(Collected data entries)
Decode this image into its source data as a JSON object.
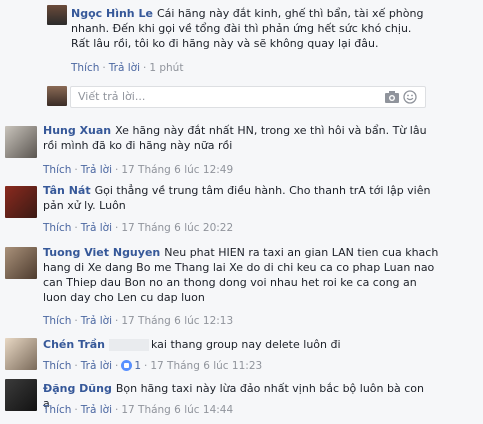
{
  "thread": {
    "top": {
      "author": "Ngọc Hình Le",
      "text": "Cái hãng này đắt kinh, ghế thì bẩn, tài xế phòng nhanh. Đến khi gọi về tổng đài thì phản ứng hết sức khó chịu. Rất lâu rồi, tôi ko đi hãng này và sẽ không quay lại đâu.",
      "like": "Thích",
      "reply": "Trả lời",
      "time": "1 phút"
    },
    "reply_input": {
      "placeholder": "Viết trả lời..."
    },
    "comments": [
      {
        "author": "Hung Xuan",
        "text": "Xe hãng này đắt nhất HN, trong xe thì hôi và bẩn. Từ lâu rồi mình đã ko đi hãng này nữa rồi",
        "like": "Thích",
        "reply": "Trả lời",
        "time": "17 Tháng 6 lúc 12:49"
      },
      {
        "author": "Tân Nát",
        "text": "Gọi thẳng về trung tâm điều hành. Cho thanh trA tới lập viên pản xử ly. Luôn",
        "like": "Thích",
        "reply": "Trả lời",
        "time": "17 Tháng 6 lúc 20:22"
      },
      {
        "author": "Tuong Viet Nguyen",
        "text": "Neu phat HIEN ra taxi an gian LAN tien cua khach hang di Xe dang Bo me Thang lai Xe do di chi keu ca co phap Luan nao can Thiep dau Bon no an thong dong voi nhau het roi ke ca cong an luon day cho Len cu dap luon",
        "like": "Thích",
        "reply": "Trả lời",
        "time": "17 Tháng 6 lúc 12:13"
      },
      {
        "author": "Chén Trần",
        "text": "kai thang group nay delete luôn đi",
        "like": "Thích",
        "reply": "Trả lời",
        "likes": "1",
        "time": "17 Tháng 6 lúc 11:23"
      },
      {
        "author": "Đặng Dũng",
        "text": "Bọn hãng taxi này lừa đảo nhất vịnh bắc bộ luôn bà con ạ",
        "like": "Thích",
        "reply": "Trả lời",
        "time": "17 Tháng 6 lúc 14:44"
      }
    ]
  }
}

...

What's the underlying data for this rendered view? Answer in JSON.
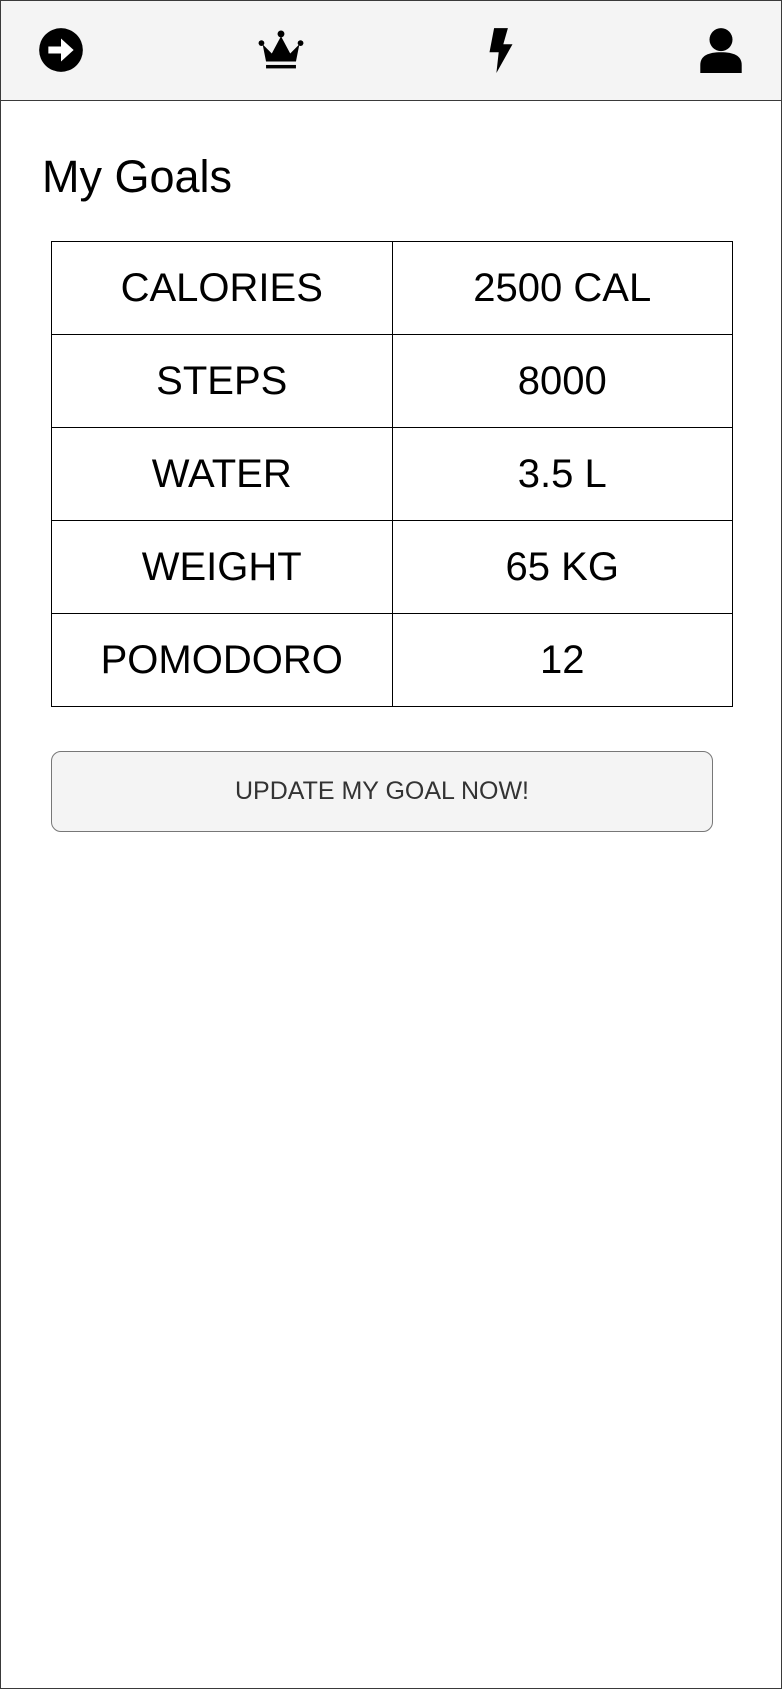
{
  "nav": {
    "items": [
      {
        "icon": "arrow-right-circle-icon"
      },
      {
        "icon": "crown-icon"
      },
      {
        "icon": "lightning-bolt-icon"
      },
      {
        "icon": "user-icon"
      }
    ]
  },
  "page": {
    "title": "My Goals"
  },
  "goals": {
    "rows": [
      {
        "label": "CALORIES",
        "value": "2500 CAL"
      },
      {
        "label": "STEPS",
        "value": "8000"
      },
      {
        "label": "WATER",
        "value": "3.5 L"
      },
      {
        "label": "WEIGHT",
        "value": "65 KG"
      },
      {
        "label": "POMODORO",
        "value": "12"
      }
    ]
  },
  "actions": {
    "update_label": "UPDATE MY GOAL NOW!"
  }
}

==

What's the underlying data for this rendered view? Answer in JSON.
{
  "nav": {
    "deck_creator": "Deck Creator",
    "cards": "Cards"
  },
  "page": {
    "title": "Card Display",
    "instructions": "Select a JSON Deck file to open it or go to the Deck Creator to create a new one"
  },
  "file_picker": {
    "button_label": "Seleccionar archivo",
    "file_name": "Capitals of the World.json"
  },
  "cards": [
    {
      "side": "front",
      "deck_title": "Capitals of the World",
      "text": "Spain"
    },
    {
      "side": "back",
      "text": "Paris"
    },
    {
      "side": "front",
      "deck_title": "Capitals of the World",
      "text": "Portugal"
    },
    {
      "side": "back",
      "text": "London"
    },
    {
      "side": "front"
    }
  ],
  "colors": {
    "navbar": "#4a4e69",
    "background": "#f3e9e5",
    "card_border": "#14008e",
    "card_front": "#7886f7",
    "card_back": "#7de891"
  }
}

#### Work instructions:
Out of the material above, gather each line where "icon" appears.

#### Exercise response:
        "icon": "arrow-right-circle-icon"
        "icon": "crown-icon"
        "icon": "lightning-bolt-icon"
        "icon": "user-icon"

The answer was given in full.